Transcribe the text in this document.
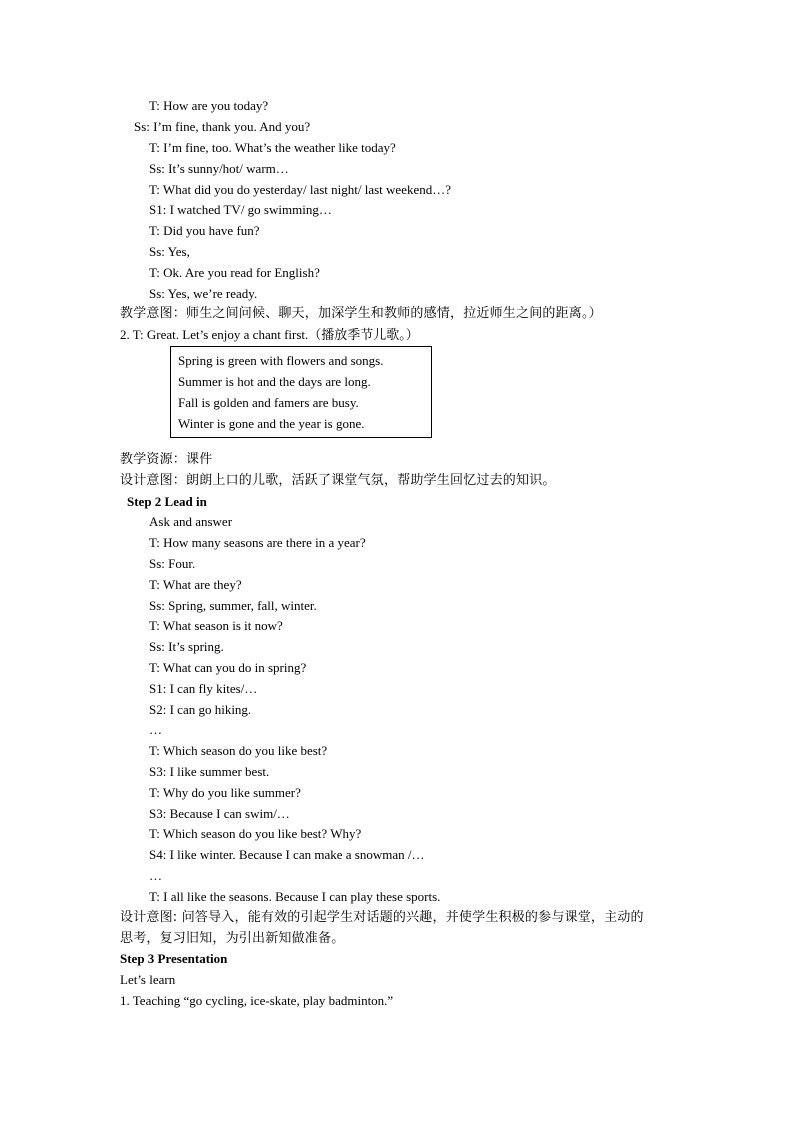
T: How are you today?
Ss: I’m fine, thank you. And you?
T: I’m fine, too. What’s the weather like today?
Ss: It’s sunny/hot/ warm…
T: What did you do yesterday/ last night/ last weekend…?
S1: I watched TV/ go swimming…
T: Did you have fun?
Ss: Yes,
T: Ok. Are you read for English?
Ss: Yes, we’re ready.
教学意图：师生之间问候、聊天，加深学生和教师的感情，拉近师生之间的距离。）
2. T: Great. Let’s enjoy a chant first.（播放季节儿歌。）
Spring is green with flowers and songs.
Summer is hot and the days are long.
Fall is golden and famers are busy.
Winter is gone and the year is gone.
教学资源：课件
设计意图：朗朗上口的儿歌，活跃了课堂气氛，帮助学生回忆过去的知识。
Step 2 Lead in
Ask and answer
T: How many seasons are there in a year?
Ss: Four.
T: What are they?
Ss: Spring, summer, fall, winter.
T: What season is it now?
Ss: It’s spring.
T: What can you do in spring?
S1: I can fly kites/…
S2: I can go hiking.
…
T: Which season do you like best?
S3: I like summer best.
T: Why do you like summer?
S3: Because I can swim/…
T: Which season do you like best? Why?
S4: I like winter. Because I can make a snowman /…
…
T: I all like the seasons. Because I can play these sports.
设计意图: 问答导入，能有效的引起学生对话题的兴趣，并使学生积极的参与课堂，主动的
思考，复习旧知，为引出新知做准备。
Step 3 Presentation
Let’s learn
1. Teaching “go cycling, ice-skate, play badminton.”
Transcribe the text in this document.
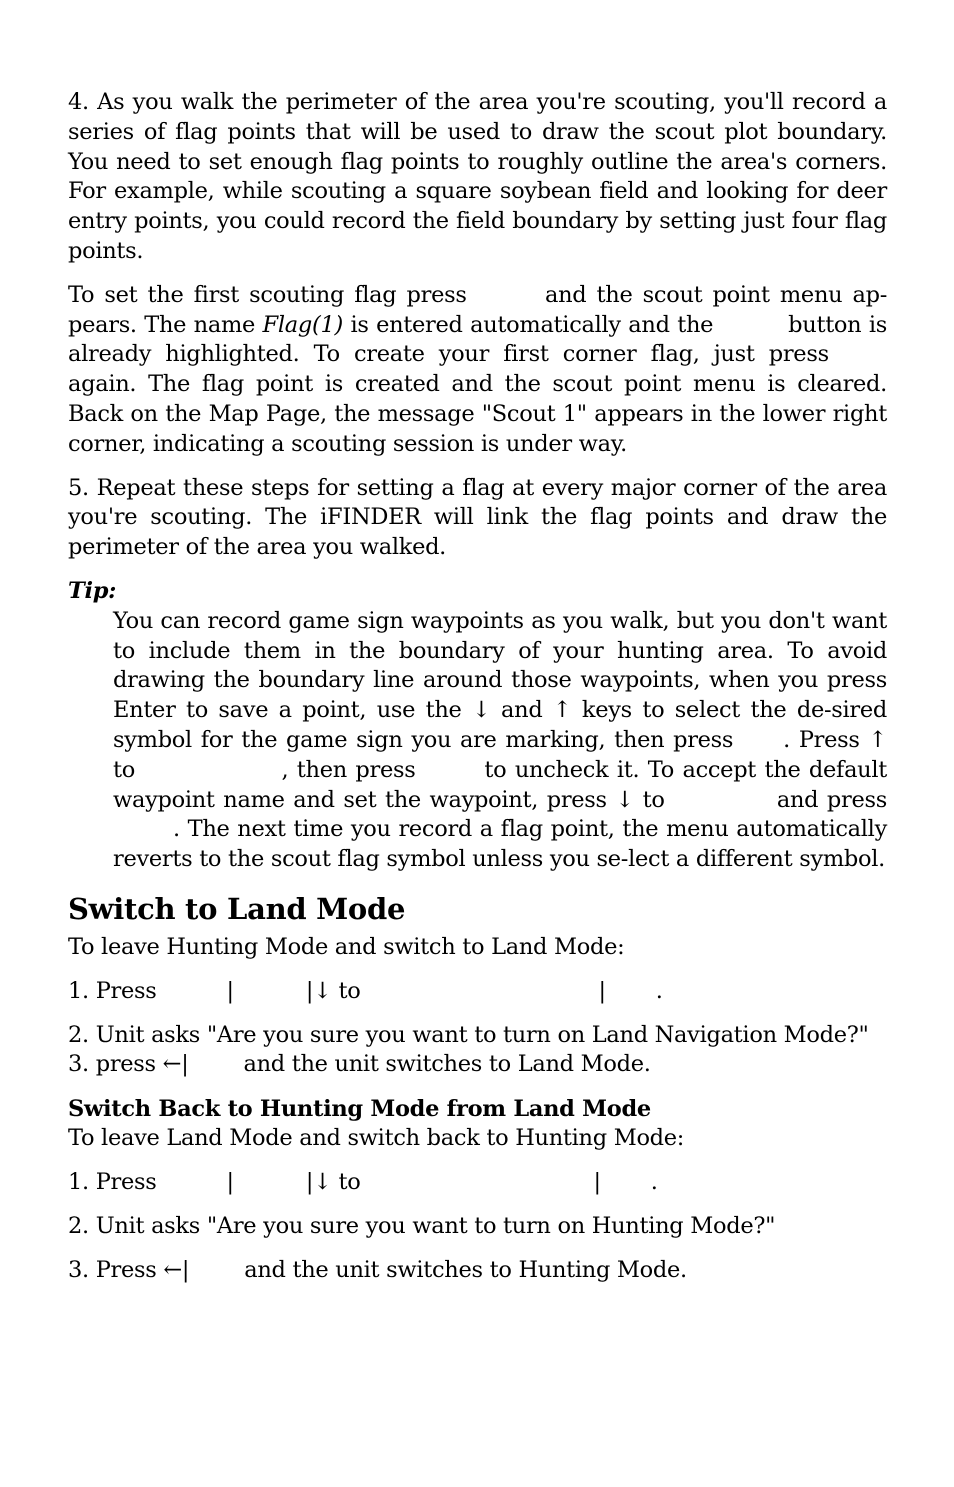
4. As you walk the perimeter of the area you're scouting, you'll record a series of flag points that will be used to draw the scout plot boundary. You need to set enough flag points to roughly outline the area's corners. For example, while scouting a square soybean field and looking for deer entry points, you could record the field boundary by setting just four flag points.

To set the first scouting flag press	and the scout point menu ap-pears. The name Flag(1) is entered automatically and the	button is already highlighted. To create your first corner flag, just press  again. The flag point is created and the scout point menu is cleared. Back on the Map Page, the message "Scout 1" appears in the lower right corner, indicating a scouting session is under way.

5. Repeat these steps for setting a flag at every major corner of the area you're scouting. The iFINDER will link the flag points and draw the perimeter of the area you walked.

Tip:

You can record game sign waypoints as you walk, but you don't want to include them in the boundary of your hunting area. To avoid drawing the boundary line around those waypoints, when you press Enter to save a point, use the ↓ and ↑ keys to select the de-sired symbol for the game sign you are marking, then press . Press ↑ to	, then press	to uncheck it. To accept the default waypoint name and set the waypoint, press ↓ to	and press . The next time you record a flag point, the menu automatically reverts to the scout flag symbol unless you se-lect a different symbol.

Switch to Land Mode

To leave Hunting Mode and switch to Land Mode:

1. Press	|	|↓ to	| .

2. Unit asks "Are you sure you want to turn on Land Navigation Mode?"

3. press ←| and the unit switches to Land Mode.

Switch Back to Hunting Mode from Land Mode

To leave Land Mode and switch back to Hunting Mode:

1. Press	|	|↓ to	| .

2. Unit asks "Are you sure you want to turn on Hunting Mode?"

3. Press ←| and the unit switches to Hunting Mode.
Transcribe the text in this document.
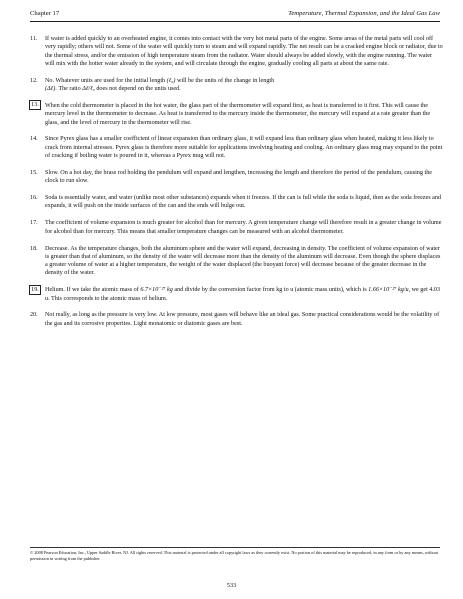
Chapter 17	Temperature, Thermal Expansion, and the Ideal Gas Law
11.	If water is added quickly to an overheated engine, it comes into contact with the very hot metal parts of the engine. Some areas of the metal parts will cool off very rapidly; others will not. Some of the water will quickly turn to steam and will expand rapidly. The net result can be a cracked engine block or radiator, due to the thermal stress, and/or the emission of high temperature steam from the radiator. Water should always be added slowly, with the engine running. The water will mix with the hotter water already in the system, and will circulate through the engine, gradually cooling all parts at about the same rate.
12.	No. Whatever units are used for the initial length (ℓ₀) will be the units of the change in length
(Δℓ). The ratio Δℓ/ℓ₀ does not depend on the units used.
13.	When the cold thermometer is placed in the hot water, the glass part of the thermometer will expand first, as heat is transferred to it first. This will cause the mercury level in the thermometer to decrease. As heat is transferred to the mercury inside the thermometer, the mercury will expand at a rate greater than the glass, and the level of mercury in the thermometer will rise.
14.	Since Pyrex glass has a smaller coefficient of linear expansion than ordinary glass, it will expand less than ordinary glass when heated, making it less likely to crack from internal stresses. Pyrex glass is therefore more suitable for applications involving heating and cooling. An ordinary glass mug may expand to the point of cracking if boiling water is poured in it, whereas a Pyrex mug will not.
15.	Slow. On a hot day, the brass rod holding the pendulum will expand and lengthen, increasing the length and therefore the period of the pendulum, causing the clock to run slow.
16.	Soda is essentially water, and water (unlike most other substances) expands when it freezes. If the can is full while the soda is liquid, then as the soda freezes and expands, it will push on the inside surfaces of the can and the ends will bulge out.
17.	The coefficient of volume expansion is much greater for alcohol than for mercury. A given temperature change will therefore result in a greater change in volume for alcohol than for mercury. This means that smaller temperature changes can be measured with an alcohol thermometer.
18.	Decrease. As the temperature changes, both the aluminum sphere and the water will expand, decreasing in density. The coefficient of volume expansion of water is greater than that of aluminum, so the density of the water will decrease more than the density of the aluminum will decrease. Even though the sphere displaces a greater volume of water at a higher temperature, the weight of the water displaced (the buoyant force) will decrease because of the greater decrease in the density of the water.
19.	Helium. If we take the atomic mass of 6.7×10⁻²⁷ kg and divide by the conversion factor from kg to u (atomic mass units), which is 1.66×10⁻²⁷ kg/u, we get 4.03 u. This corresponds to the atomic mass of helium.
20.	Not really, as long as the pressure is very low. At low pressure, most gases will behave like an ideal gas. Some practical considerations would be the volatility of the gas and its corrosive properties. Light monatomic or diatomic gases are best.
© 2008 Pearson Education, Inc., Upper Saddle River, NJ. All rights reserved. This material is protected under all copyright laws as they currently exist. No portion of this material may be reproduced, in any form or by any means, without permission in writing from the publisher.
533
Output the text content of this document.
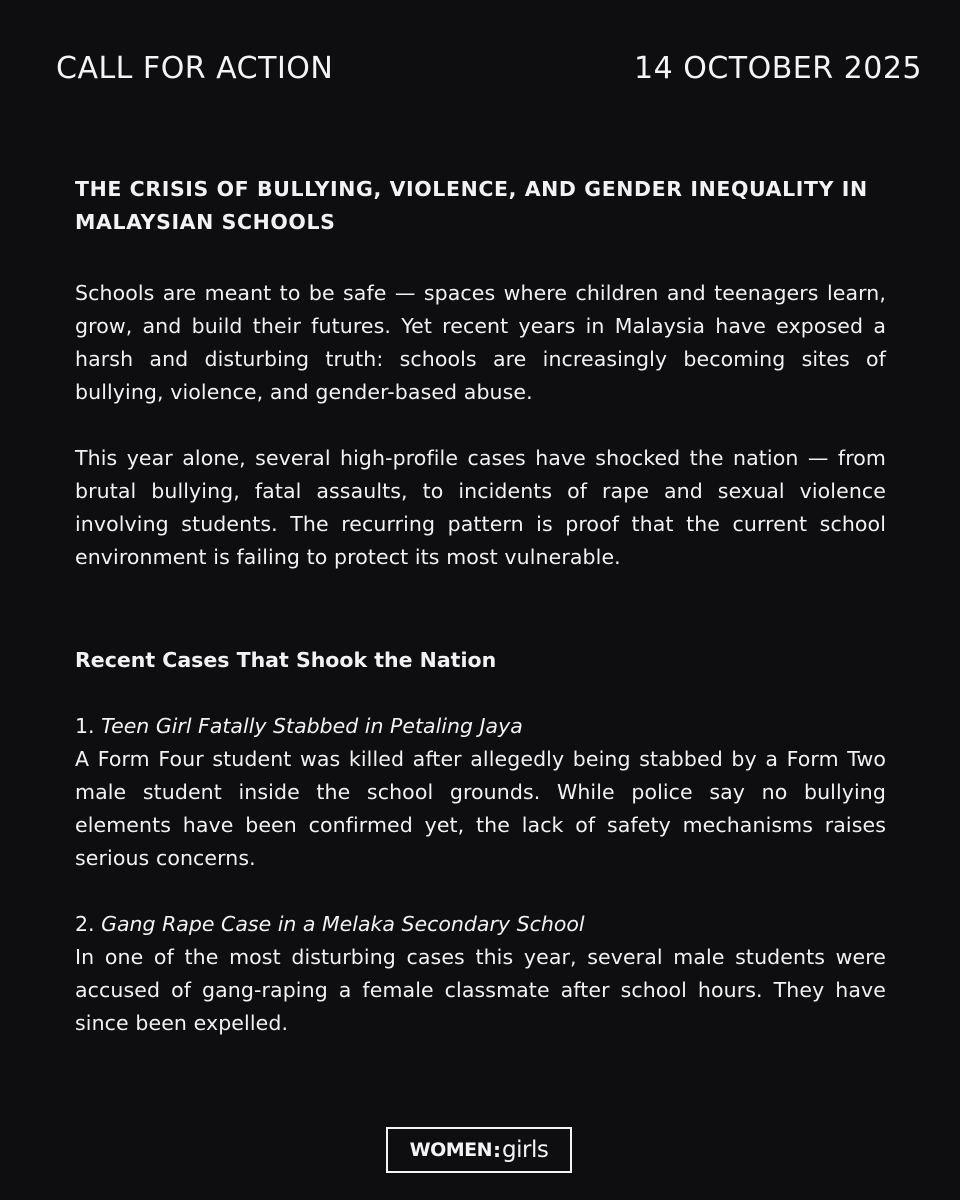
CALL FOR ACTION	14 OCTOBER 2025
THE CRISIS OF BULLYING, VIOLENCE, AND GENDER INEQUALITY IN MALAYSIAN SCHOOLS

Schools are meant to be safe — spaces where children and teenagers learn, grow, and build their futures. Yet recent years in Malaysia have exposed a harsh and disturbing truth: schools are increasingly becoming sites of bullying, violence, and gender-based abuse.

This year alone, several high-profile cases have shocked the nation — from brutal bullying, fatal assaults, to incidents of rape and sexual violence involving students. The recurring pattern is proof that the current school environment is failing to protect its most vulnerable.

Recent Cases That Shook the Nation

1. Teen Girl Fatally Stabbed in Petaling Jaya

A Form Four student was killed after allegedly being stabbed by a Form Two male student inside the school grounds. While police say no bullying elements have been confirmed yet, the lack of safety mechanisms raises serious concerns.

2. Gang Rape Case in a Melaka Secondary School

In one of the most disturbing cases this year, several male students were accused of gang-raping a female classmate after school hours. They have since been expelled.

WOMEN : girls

__What is being asked__:
From the entries above, list each line with "involving" in it.

__Output of the exercise__:
14.	Since Pyrex glass has a smaller coefficient of linear expansion than ordinary glass, it will expand less than ordinary glass when heated, making it less likely to crack from internal stresses. Pyrex glass is therefore more suitable for applications involving heating and cooling. An ordinary glass mug may expand to the point of cracking if boiling water is poured in it, whereas a Pyrex mug will not.
This year alone, several high-profile cases have shocked the nation — from brutal bullying, fatal assaults, to incidents of rape and sexual violence involving students. The recurring pattern is proof that the current school environment is failing to protect its most vulnerable.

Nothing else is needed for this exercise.